Exercise set -
1: Copy out the part of the PrEP transcript that opens with the words containing "There’ll be a" and closes with "also growing the market.".
2: Write what comes next in the PrEP transcript, picking up after its final sentence.

Document passage -
== Segment start ==
There’ll be a lot more people willing to take PrEP if they know that they’re going to be protected for six months and come in, get an injection six months — and are covered for six months. So we do think there’s both the transition of some people…
Michael Yee
And also growing the market.
Merdad Parsey
And then growing the market. And I think that potential for the market growth given what the recommendations are from even the CDC for PrEP in people who have two sexual partners or more, those sorts of things. It’s…
Michael Yee
Even 10% of the market, one out of 10 of people who are not technically at risk. I think is material, but we need to do some more survey work and I was hoping you’d maybe share your survey work.
Merdad Parsey
We’re — we think it’s going to make an impact and we’re really looking forward to that. So I think that’s — when you think about underappreciated, I think that may be one area.
Michael Yee
How about this? Can PrEP ever be reimbursed and a monetizable revenue situation outside the United States?
Merdad Parsey
Well, I would definitely say that we believe there’s a possibility that will happen and we believe the reason for that is we will be able to — part of what we’re aiming to show is that the ability to cover someone for six months to have compliance guaranteed for six months will lead to better outcomes for people, right, and that should be something that is — brings more value to healthcare systems.
== Segment end ==
Dataset -
== Segment start ==
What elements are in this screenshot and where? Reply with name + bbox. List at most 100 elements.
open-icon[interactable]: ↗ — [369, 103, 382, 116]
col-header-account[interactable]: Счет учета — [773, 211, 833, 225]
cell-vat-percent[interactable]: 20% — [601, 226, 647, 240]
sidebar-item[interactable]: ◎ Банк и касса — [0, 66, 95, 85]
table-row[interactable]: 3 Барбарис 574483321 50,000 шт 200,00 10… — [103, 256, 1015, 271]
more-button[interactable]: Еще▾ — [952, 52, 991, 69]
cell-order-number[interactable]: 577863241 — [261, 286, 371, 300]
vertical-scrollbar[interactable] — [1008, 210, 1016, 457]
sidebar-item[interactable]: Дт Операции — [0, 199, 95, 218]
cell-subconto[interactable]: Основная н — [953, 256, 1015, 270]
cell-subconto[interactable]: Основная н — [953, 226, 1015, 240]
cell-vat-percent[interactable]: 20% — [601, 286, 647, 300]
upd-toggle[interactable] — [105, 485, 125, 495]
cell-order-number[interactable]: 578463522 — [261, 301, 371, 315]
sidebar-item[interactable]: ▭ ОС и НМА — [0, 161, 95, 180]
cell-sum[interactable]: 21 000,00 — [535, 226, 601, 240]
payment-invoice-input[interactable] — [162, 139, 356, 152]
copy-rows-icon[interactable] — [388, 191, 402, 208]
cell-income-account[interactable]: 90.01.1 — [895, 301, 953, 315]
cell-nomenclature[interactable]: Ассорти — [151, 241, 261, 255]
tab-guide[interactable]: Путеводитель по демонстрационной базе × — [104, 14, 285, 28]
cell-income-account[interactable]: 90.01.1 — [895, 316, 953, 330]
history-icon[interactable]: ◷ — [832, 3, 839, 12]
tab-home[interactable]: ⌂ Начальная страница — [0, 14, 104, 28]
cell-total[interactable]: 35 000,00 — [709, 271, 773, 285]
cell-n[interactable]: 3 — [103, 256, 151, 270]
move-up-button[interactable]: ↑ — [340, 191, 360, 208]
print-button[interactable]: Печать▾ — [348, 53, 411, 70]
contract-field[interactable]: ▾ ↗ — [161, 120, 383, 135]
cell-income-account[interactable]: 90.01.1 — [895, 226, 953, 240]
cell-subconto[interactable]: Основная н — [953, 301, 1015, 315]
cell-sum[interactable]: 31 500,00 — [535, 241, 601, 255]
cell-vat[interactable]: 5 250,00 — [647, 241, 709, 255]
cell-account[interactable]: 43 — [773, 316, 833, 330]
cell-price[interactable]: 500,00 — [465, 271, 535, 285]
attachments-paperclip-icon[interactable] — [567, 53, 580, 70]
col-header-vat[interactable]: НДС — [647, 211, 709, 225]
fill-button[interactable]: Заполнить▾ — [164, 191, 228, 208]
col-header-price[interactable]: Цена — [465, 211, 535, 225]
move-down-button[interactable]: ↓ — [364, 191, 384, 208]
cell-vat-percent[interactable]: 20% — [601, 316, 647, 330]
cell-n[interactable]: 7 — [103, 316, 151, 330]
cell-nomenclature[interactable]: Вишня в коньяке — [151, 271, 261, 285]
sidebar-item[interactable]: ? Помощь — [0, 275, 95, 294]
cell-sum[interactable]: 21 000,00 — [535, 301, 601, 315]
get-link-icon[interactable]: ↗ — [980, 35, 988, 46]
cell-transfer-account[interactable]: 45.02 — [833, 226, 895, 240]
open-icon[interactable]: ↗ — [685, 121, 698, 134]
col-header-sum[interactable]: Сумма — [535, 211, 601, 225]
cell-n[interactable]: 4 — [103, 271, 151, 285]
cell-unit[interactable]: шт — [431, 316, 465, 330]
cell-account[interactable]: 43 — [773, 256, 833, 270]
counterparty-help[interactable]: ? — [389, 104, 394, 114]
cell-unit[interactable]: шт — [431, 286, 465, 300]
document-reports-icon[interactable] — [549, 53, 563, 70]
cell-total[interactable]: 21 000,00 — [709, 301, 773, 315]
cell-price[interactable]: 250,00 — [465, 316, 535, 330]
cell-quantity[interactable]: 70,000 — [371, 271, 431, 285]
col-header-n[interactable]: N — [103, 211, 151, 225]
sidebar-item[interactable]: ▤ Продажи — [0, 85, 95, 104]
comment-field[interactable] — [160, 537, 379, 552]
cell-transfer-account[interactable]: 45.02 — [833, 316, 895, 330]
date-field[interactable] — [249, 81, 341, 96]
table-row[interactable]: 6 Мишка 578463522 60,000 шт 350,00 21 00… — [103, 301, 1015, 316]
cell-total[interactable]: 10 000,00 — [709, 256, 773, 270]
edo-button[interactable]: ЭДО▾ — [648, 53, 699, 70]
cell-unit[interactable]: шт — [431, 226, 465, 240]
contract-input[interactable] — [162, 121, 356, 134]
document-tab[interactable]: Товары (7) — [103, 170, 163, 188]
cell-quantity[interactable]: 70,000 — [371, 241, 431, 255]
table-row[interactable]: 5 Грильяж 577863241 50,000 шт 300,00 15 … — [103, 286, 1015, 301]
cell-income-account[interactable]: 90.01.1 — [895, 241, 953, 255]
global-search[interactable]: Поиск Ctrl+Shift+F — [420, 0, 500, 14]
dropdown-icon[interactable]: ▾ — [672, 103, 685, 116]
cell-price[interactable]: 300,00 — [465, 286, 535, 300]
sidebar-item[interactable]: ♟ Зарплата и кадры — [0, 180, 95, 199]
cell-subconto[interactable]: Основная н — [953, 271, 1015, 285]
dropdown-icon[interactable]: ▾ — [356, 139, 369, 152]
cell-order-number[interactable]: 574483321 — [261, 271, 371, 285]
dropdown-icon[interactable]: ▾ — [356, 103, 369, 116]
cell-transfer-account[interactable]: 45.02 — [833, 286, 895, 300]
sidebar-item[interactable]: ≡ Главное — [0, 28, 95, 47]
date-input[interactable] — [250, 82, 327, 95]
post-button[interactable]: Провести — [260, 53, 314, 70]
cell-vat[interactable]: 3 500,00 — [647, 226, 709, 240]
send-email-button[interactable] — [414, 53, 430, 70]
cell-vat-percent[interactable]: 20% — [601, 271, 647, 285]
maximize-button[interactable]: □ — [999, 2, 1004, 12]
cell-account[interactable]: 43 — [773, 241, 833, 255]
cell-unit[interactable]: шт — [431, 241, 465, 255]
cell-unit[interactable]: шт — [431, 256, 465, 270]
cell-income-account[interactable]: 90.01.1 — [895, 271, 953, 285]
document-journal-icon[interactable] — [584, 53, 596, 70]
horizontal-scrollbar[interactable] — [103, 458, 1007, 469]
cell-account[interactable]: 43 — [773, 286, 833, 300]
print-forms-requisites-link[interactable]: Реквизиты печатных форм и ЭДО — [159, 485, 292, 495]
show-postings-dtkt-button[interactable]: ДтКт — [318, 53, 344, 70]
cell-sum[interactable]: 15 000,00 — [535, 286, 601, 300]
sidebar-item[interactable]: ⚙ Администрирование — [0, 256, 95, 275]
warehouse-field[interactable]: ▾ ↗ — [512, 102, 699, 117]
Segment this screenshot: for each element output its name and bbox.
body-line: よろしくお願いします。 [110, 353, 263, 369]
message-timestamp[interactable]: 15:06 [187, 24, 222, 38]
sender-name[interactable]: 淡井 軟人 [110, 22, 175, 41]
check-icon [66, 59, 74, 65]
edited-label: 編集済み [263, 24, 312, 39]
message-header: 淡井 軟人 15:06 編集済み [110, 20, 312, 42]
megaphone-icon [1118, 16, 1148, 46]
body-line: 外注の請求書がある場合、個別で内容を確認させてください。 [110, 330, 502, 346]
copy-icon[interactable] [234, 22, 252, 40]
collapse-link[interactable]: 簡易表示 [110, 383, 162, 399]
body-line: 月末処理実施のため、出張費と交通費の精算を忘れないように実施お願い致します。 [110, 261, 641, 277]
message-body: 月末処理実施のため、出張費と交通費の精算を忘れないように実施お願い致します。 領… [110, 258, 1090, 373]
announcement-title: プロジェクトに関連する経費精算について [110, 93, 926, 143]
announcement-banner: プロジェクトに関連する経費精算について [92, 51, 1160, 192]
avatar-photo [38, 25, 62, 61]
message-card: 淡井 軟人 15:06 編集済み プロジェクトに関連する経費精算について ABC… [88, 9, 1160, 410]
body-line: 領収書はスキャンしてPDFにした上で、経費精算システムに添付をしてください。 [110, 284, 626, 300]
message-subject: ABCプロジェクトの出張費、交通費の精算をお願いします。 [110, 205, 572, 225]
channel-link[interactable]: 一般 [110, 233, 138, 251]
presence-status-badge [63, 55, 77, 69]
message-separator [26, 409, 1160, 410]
== Segment end ==
Task-by-task results -
1:
There’ll be a lot more people willing to take PrEP if they know that they’re going to be protected for six months and come in, get an injection six months — and are covered for six months. So we do think there’s both the transition of some people…
Michael Yee
And also growing the market.

2:
Michael Yee
Someone who is taking pills and may not be on it, so they could get infected and therefore the value is not proportional.
Merdad Parsey
So we think there is — I mean, we believe that for public health, I mean that — the ability to really prevent infections in a much more impactful way.
Michael Yee
So once we get the data, again, this is a longer-term thing, but you would like to love that because I understand GSK does have approval.
Merdad Parsey
Yes.
Michael Yee
For their PrEP long-acting monthly.
Merdad Parsey
Monthly, yes.
Michael Yee
And yet they’ve told us it’s struggle for them.
Merdad Parsey
It is challenging I mean, I think that there’s no argument that in Europe, this is a more challenging.
Michael Yee
Thank you very much. We’ve run out of time. So we can talk for — I know, I know. We knew…
Merdad Parsey
There’s more to talk about.
Michael Yee
But thank you very much, Merdad. We’ll be in touch with you. And thank you for your time today.
Merdad Parsey
My pleasure. Thanks, Michael. Thanks for having me. Appreciate it.